╔══
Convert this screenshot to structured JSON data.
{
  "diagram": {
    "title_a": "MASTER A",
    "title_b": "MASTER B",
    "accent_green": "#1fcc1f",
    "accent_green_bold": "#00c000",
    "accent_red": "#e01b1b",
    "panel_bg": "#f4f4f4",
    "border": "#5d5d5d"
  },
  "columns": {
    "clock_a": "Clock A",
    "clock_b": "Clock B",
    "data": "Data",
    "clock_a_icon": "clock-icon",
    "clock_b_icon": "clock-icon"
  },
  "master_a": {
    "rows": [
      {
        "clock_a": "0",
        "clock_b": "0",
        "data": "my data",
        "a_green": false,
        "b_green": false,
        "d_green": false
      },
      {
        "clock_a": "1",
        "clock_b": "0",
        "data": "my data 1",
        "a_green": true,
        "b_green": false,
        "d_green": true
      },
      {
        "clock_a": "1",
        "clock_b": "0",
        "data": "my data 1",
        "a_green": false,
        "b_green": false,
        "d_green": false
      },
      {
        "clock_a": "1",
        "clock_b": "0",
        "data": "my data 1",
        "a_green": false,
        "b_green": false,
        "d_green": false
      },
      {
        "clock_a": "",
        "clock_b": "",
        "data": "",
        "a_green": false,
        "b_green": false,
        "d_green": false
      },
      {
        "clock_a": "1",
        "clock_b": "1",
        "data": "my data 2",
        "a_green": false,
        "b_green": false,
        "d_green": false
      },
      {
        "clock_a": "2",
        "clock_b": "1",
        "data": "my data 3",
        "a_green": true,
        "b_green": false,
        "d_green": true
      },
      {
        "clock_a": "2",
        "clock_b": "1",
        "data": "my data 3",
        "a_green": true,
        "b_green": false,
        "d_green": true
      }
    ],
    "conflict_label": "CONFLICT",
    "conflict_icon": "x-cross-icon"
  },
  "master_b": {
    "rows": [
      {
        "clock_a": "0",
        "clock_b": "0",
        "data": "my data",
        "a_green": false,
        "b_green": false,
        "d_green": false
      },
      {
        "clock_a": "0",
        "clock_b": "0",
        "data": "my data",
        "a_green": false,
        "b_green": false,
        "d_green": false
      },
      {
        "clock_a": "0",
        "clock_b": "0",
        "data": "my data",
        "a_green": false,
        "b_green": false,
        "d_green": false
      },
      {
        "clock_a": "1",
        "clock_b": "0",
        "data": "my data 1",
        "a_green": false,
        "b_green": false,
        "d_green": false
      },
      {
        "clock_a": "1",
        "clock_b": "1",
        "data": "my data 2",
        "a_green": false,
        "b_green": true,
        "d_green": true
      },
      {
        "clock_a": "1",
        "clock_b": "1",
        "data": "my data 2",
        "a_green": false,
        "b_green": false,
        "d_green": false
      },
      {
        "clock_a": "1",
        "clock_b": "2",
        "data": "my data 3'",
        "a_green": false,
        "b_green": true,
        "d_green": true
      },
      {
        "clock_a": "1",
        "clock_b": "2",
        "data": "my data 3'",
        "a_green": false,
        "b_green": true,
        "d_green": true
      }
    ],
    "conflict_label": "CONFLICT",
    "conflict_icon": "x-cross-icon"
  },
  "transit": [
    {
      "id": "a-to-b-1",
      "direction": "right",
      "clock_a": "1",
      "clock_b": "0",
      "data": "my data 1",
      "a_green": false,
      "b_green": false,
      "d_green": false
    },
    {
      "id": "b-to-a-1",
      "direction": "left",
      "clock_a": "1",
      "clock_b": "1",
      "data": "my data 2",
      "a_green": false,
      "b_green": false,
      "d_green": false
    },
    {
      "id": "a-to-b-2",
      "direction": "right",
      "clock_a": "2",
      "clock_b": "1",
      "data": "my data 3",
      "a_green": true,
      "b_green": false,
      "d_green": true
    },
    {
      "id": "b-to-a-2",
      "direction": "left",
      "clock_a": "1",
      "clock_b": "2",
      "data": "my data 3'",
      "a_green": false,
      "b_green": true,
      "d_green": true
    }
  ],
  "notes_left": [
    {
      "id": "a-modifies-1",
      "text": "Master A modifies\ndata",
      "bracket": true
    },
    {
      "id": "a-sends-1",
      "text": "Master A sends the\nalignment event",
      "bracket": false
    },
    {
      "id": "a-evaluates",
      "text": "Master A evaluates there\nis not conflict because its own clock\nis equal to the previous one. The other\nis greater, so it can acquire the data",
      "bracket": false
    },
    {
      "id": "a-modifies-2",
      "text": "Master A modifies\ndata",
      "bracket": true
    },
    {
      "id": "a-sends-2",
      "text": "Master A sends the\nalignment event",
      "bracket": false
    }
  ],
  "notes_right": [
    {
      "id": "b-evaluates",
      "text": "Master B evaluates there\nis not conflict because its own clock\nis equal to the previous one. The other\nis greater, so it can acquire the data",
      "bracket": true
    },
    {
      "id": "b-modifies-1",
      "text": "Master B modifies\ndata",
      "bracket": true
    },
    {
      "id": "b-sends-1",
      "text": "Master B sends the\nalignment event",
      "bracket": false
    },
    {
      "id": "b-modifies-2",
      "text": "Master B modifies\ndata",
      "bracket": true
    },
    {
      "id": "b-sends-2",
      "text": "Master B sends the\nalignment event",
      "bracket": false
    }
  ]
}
╚══
**Direction**
Please quote the records above exactly, without skipping a line.

**Result of this exercise**
Convert this screenshot to structured JSON data.
{
  "diagram": {
    "title_a": "MASTER A",
    "title_b": "MASTER B",
    "accent_green": "#1fcc1f",
    "accent_green_bold": "#00c000",
    "accent_red": "#e01b1b",
    "panel_bg": "#f4f4f4",
    "border": "#5d5d5d"
  },
  "columns": {
    "clock_a": "Clock A",
    "clock_b": "Clock B",
    "data": "Data",
    "clock_a_icon": "clock-icon",
    "clock_b_icon": "clock-icon"
  },
  "master_a": {
    "rows": [
      {
        "clock_a": "0",
        "clock_b": "0",
        "data": "my data",
        "a_green": false,
        "b_green": false,
        "d_green": false
      },
      {
        "clock_a": "1",
        "clock_b": "0",
        "data": "my data 1",
        "a_green": true,
        "b_green": false,
        "d_green": true
      },
      {
        "clock_a": "1",
        "clock_b": "0",
        "data": "my data 1",
        "a_green": false,
        "b_green": false,
        "d_green": false
      },
      {
        "clock_a": "1",
        "clock_b": "0",
        "data": "my data 1",
        "a_green": false,
        "b_green": false,
        "d_green": false
      },
      {
        "clock_a": "",
        "clock_b": "",
        "data": "",
        "a_green": false,
        "b_green": false,
        "d_green": false
      },
      {
        "clock_a": "1",
        "clock_b": "1",
        "data": "my data 2",
        "a_green": false,
        "b_green": false,
        "d_green": false
      },
      {
        "clock_a": "2",
        "clock_b": "1",
        "data": "my data 3",
        "a_green": true,
        "b_green": false,
        "d_green": true
      },
      {
        "clock_a": "2",
        "clock_b": "1",
        "data": "my data 3",
        "a_green": true,
        "b_green": false,
        "d_green": true
      }
    ],
    "conflict_label": "CONFLICT",
    "conflict_icon": "x-cross-icon"
  },
  "master_b": {
    "rows": [
      {
        "clock_a": "0",
        "clock_b": "0",
        "data": "my data",
        "a_green": false,
        "b_green": false,
        "d_green": false
      },
      {
        "clock_a": "0",
        "clock_b": "0",
        "data": "my data",
        "a_green": false,
        "b_green": false,
        "d_green": false
      },
      {
        "clock_a": "0",
        "clock_b": "0",
        "data": "my data",
        "a_green": false,
        "b_green": false,
        "d_green": false
      },
      {
        "clock_a": "1",
        "clock_b": "0",
        "data": "my data 1",
        "a_green": false,
        "b_green": false,
        "d_green": false
      },
      {
        "clock_a": "1",
        "clock_b": "1",
        "data": "my data 2",
        "a_green": false,
        "b_green": true,
        "d_green": true
      },
      {
        "clock_a": "1",
        "clock_b": "1",
        "data": "my data 2",
        "a_green": false,
        "b_green": false,
        "d_green": false
      },
      {
        "clock_a": "1",
        "clock_b": "2",
        "data": "my data 3'",
        "a_green": false,
        "b_green": true,
        "d_green": true
      },
      {
        "clock_a": "1",
        "clock_b": "2",
        "data": "my data 3'",
        "a_green": false,
        "b_green": true,
        "d_green": true
      }
    ],
    "conflict_label": "CONFLICT",
    "conflict_icon": "x-cross-icon"
  },
  "transit": [
    {
      "id": "a-to-b-1",
      "direction": "right",
      "clock_a": "1",
      "clock_b": "0",
      "data": "my data 1",
      "a_green": false,
      "b_green": false,
      "d_green": false
    },
    {
      "id": "b-to-a-1",
      "direction": "left",
      "clock_a": "1",
      "clock_b": "1",
      "data": "my data 2",
      "a_green": false,
      "b_green": false,
      "d_green": false
    },
    {
      "id": "a-to-b-2",
      "direction": "right",
      "clock_a": "2",
      "clock_b": "1",
      "data": "my data 3",
      "a_green": true,
      "b_green": false,
      "d_green": true
    },
    {
      "id": "b-to-a-2",
      "direction": "left",
      "clock_a": "1",
      "clock_b": "2",
      "data": "my data 3'",
      "a_green": false,
      "b_green": true,
      "d_green": true
    }
  ],
  "notes_left": [
    {
      "id": "a-modifies-1",
      "text": "Master A modifies\ndata",
      "bracket": true
    },
    {
      "id": "a-sends-1",
      "text": "Master A sends the\nalignment event",
      "bracket": false
    },
    {
      "id": "a-evaluates",
      "text": "Master A evaluates there\nis not conflict because its own clock\nis equal to the previous one. The other\nis greater, so it can acquire the data",
      "bracket": false
    },
    {
      "id": "a-modifies-2",
      "text": "Master A modifies\ndata",
      "bracket": true
    },
    {
      "id": "a-sends-2",
      "text": "Master A sends the\nalignment event",
      "bracket": false
    }
  ],
  "notes_right": [
    {
      "id": "b-evaluates",
      "text": "Master B evaluates there\nis not conflict because its own clock\nis equal to the previous one. The other\nis greater, so it can acquire the data",
      "bracket": true
    },
    {
      "id": "b-modifies-1",
      "text": "Master B modifies\ndata",
      "bracket": true
    },
    {
      "id": "b-sends-1",
      "text": "Master B sends the\nalignment event",
      "bracket": false
    },
    {
      "id": "b-modifies-2",
      "text": "Master B modifies\ndata",
      "bracket": true
    },
    {
      "id": "b-sends-2",
      "text": "Master B sends the\nalignment event",
      "bracket": false
    }
  ]
}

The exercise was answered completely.